▶ REQUIRED WORK: Every line that contains "SRMTID" counts once; give the total number of such lines, with no other words.

▶ LISTING:
- - -

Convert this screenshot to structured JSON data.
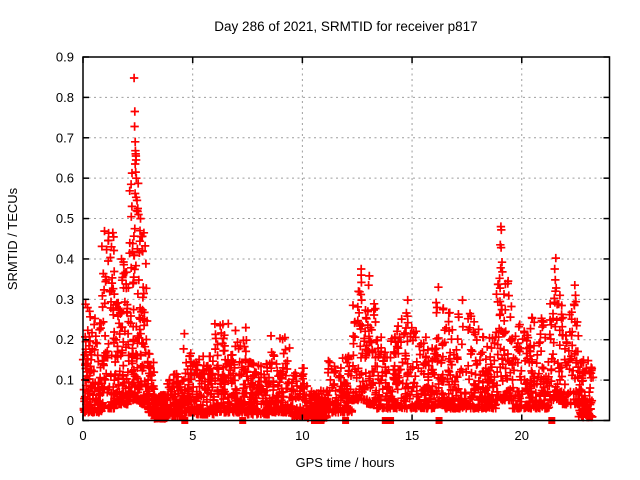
{
  "chart_data": {
    "type": "scatter",
    "title": "Day 286 of 2021, SRMTID for receiver p817",
    "xlabel": "GPS time / hours",
    "ylabel": "SRMTID / TECUs",
    "xlim": [
      0,
      24
    ],
    "ylim": [
      0,
      0.9
    ],
    "xtick_values": [
      0,
      5,
      10,
      15,
      20
    ],
    "xtick_labels": [
      "0",
      "5",
      "10",
      "15",
      "20"
    ],
    "ytick_values": [
      0,
      0.1,
      0.2,
      0.3,
      0.4,
      0.5,
      0.6,
      0.7,
      0.8,
      0.9
    ],
    "ytick_labels": [
      "0",
      "0.1",
      "0.2",
      "0.3",
      "0.4",
      "0.5",
      "0.6",
      "0.7",
      "0.8",
      "0.9"
    ],
    "grid": true,
    "legend": "none",
    "marker": "plus",
    "style": {
      "marker_color": "#ff0000",
      "axis_square_color": "#ff0000",
      "grid_color": "#9e9e9e",
      "frame_color": "#000000",
      "background": "#ffffff"
    },
    "series_name": "SRMTID",
    "axis_square_hours": [
      4.64,
      7.28,
      10.55,
      10.85,
      11.97,
      13.78,
      14.02,
      16.23,
      21.37
    ],
    "outlier_points": [
      [
        1.36,
        0.465
      ],
      [
        1.3,
        0.43
      ],
      [
        2.33,
        0.848
      ],
      [
        2.36,
        0.765
      ],
      [
        2.35,
        0.728
      ],
      [
        2.38,
        0.69
      ],
      [
        2.39,
        0.668
      ],
      [
        2.4,
        0.66
      ],
      [
        2.41,
        0.655
      ],
      [
        2.42,
        0.645
      ],
      [
        2.38,
        0.635
      ],
      [
        2.4,
        0.615
      ],
      [
        2.43,
        0.6
      ],
      [
        2.46,
        0.545
      ],
      [
        2.5,
        0.525
      ],
      [
        2.53,
        0.51
      ],
      [
        2.62,
        0.5
      ],
      [
        2.6,
        0.47
      ],
      [
        2.65,
        0.455
      ],
      [
        2.7,
        0.42
      ],
      [
        4.62,
        0.215
      ],
      [
        12.68,
        0.375
      ],
      [
        12.68,
        0.36
      ],
      [
        12.69,
        0.342
      ],
      [
        12.67,
        0.312
      ],
      [
        12.7,
        0.298
      ],
      [
        13.05,
        0.358
      ],
      [
        13.02,
        0.335
      ],
      [
        14.8,
        0.298
      ],
      [
        16.2,
        0.33
      ],
      [
        17.3,
        0.298
      ],
      [
        19.05,
        0.48
      ],
      [
        19.07,
        0.472
      ],
      [
        19.02,
        0.435
      ],
      [
        19.06,
        0.428
      ],
      [
        19.1,
        0.392
      ],
      [
        19.04,
        0.378
      ],
      [
        19.12,
        0.368
      ],
      [
        18.99,
        0.352
      ],
      [
        21.55,
        0.402
      ],
      [
        21.5,
        0.375
      ],
      [
        21.53,
        0.348
      ],
      [
        21.57,
        0.328
      ],
      [
        22.42,
        0.335
      ],
      [
        22.45,
        0.31
      ],
      [
        22.4,
        0.285
      ]
    ],
    "band_segments": [
      {
        "t0": 0.0,
        "t1": 0.35,
        "n": 60,
        "lo": 0.02,
        "hi": 0.31,
        "p": 2.2
      },
      {
        "t0": 0.35,
        "t1": 0.85,
        "n": 70,
        "lo": 0.02,
        "hi": 0.26,
        "p": 2.2
      },
      {
        "t0": 0.85,
        "t1": 1.45,
        "n": 85,
        "lo": 0.03,
        "hi": 0.47,
        "p": 2.6
      },
      {
        "t0": 1.45,
        "t1": 2.1,
        "n": 100,
        "lo": 0.04,
        "hi": 0.4,
        "p": 2.4
      },
      {
        "t0": 2.1,
        "t1": 2.55,
        "n": 80,
        "lo": 0.05,
        "hi": 0.62,
        "p": 2.2
      },
      {
        "t0": 2.55,
        "t1": 2.95,
        "n": 70,
        "lo": 0.04,
        "hi": 0.5,
        "p": 2.4
      },
      {
        "t0": 2.95,
        "t1": 3.25,
        "n": 45,
        "lo": 0.02,
        "hi": 0.17,
        "p": 2.0
      },
      {
        "t0": 3.25,
        "t1": 3.85,
        "n": 95,
        "lo": 0.005,
        "hi": 0.065,
        "p": 1.6
      },
      {
        "t0": 3.85,
        "t1": 4.55,
        "n": 80,
        "lo": 0.01,
        "hi": 0.12,
        "p": 1.8
      },
      {
        "t0": 4.55,
        "t1": 5.15,
        "n": 70,
        "lo": 0.02,
        "hi": 0.19,
        "p": 2.2
      },
      {
        "t0": 5.15,
        "t1": 6.0,
        "n": 105,
        "lo": 0.015,
        "hi": 0.16,
        "p": 2.0
      },
      {
        "t0": 6.0,
        "t1": 6.7,
        "n": 90,
        "lo": 0.02,
        "hi": 0.24,
        "p": 2.2
      },
      {
        "t0": 6.7,
        "t1": 7.45,
        "n": 90,
        "lo": 0.02,
        "hi": 0.23,
        "p": 2.2
      },
      {
        "t0": 7.45,
        "t1": 8.55,
        "n": 120,
        "lo": 0.015,
        "hi": 0.15,
        "p": 2.0
      },
      {
        "t0": 8.55,
        "t1": 9.45,
        "n": 100,
        "lo": 0.02,
        "hi": 0.215,
        "p": 2.2
      },
      {
        "t0": 9.45,
        "t1": 10.25,
        "n": 85,
        "lo": 0.01,
        "hi": 0.13,
        "p": 2.0
      },
      {
        "t0": 10.25,
        "t1": 11.15,
        "n": 90,
        "lo": 0.005,
        "hi": 0.075,
        "p": 1.6
      },
      {
        "t0": 11.15,
        "t1": 12.3,
        "n": 110,
        "lo": 0.02,
        "hi": 0.16,
        "p": 2.0
      },
      {
        "t0": 12.3,
        "t1": 12.85,
        "n": 55,
        "lo": 0.05,
        "hi": 0.34,
        "p": 2.2
      },
      {
        "t0": 12.85,
        "t1": 13.35,
        "n": 60,
        "lo": 0.04,
        "hi": 0.3,
        "p": 2.2
      },
      {
        "t0": 13.35,
        "t1": 14.25,
        "n": 90,
        "lo": 0.03,
        "hi": 0.22,
        "p": 2.2
      },
      {
        "t0": 14.25,
        "t1": 15.25,
        "n": 100,
        "lo": 0.03,
        "hi": 0.27,
        "p": 2.4
      },
      {
        "t0": 15.25,
        "t1": 16.1,
        "n": 85,
        "lo": 0.03,
        "hi": 0.22,
        "p": 2.2
      },
      {
        "t0": 16.1,
        "t1": 16.5,
        "n": 45,
        "lo": 0.04,
        "hi": 0.3,
        "p": 2.2
      },
      {
        "t0": 16.5,
        "t1": 18.15,
        "n": 160,
        "lo": 0.03,
        "hi": 0.27,
        "p": 2.4
      },
      {
        "t0": 18.15,
        "t1": 18.85,
        "n": 80,
        "lo": 0.03,
        "hi": 0.22,
        "p": 2.2
      },
      {
        "t0": 18.85,
        "t1": 19.55,
        "n": 80,
        "lo": 0.05,
        "hi": 0.37,
        "p": 2.4
      },
      {
        "t0": 19.55,
        "t1": 20.4,
        "n": 90,
        "lo": 0.03,
        "hi": 0.24,
        "p": 2.2
      },
      {
        "t0": 20.4,
        "t1": 21.25,
        "n": 85,
        "lo": 0.03,
        "hi": 0.26,
        "p": 2.2
      },
      {
        "t0": 21.25,
        "t1": 21.85,
        "n": 60,
        "lo": 0.05,
        "hi": 0.34,
        "p": 2.4
      },
      {
        "t0": 21.85,
        "t1": 22.6,
        "n": 70,
        "lo": 0.04,
        "hi": 0.3,
        "p": 2.4
      },
      {
        "t0": 22.6,
        "t1": 23.25,
        "n": 80,
        "lo": 0.008,
        "hi": 0.15,
        "p": 1.8
      }
    ]
  }
}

- - -

▶ THE OUTPUT: 3